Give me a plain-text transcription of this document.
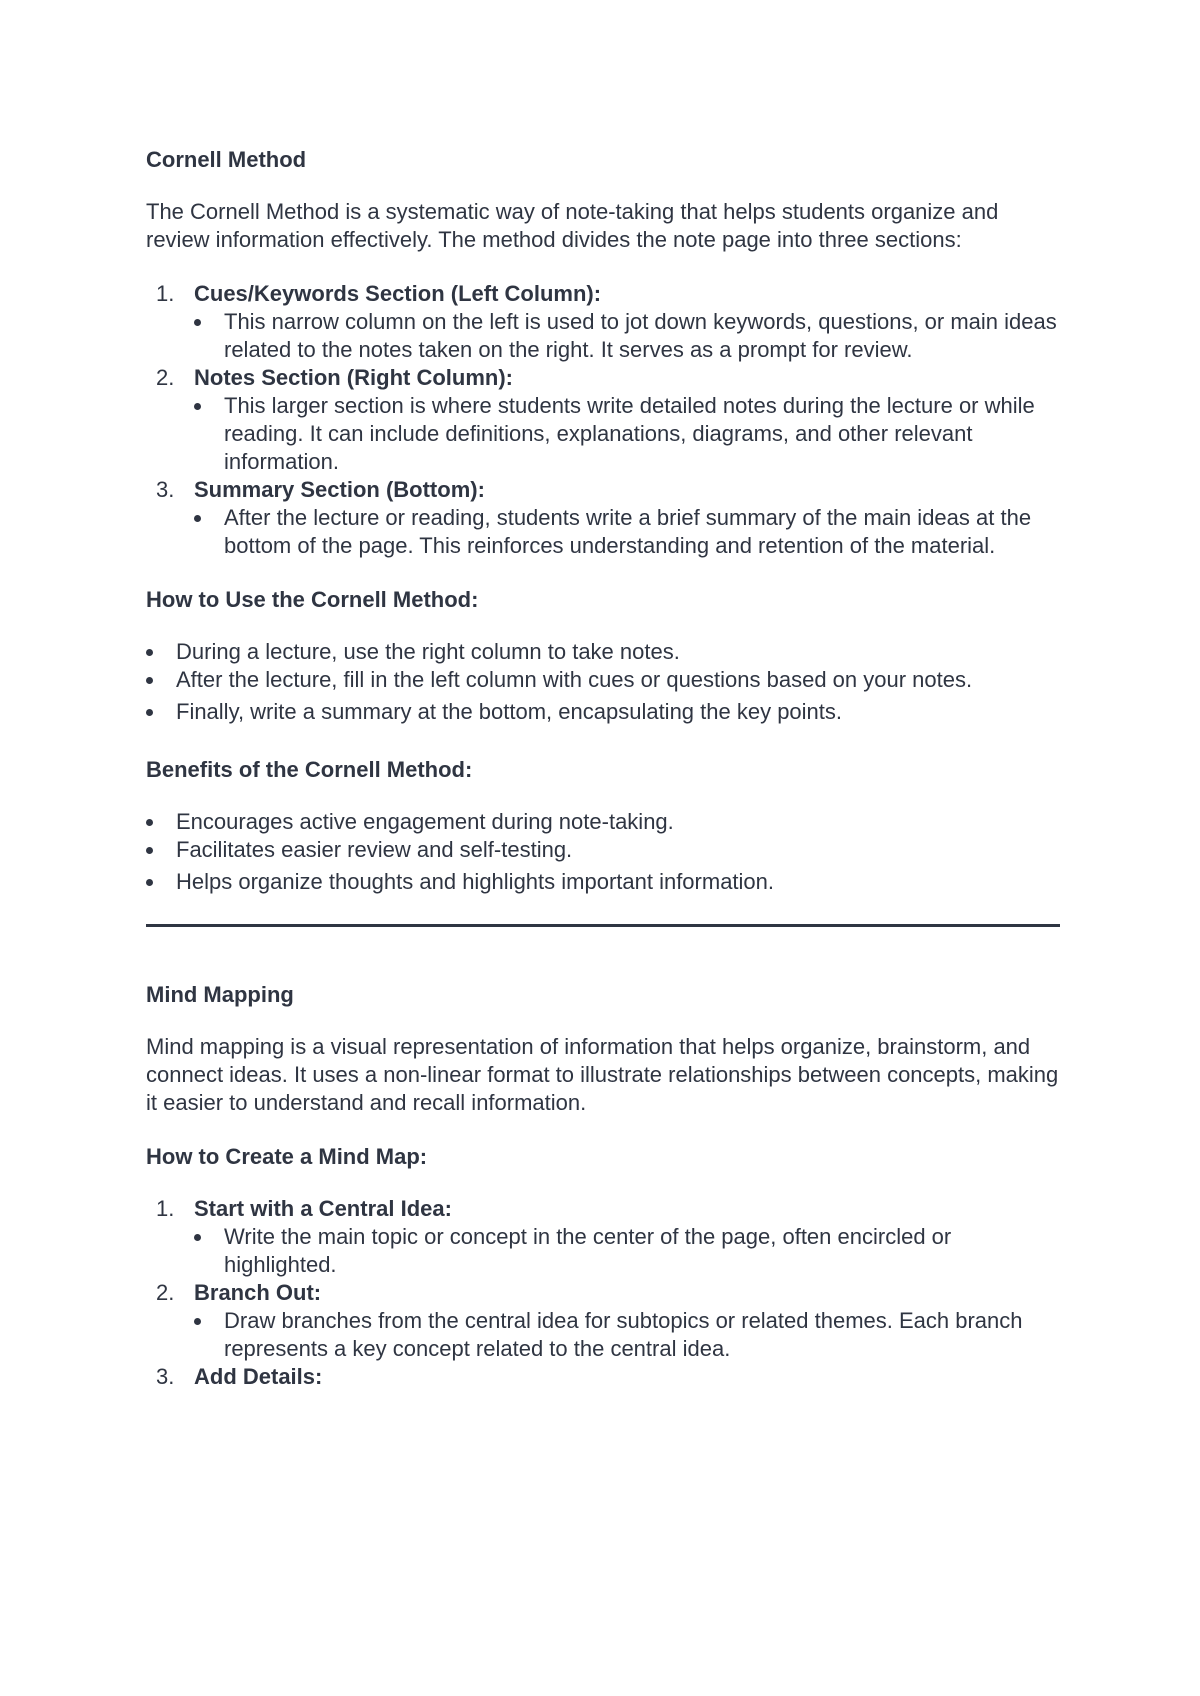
Cornell Method

The Cornell Method is a systematic way of note-taking that helps students organize and review information effectively. The method divides the note page into three sections:

1. Cues/Keywords Section (Left Column):
This narrow column on the left is used to jot down keywords, questions, or main ideas related to the notes taken on the right. It serves as a prompt for review.
2. Notes Section (Right Column):
This larger section is where students write detailed notes during the lecture or while reading. It can include definitions, explanations, diagrams, and other relevant information.
3. Summary Section (Bottom):
After the lecture or reading, students write a brief summary of the main ideas at the bottom of the page. This reinforces understanding and retention of the material.
How to Use the Cornell Method:
During a lecture, use the right column to take notes.
After the lecture, fill in the left column with cues or questions based on your notes.
Finally, write a summary at the bottom, encapsulating the key points.
Benefits of the Cornell Method:
Encourages active engagement during note-taking.
Facilitates easier review and self-testing.
Helps organize thoughts and highlights important information.
Mind Mapping

Mind mapping is a visual representation of information that helps organize, brainstorm, and connect ideas. It uses a non-linear format to illustrate relationships between concepts, making it easier to understand and recall information.

How to Create a Mind Map:
1. Start with a Central Idea:
Write the main topic or concept in the center of the page, often encircled or highlighted.
2. Branch Out:
Draw branches from the central idea for subtopics or related themes. Each branch represents a key concept related to the central idea.
3. Add Details:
────
— Task to carry out —
Without the pictures, restate each entry exactly.

— Written reply —
Give me a plain-text transcription of this document.
Cornell Method

The Cornell Method is a systematic way of note-taking that helps students organize and review information effectively. The method divides the note page into three sections:

1. Cues/Keywords Section (Left Column):
This narrow column on the left is used to jot down keywords, questions, or main ideas related to the notes taken on the right. It serves as a prompt for review.
2. Notes Section (Right Column):
This larger section is where students write detailed notes during the lecture or while reading. It can include definitions, explanations, diagrams, and other relevant information.
3. Summary Section (Bottom):
After the lecture or reading, students write a brief summary of the main ideas at the bottom of the page. This reinforces understanding and retention of the material.
How to Use the Cornell Method:
During a lecture, use the right column to take notes.
After the lecture, fill in the left column with cues or questions based on your notes.
Finally, write a summary at the bottom, encapsulating the key points.
Benefits of the Cornell Method:
Encourages active engagement during note-taking.
Facilitates easier review and self-testing.
Helps organize thoughts and highlights important information.
Mind Mapping

Mind mapping is a visual representation of information that helps organize, brainstorm, and connect ideas. It uses a non-linear format to illustrate relationships between concepts, making it easier to understand and recall information.

How to Create a Mind Map:
1. Start with a Central Idea:
Write the main topic or concept in the center of the page, often encircled or highlighted.
2. Branch Out:
Draw branches from the central idea for subtopics or related themes. Each branch represents a key concept related to the central idea.
3. Add Details:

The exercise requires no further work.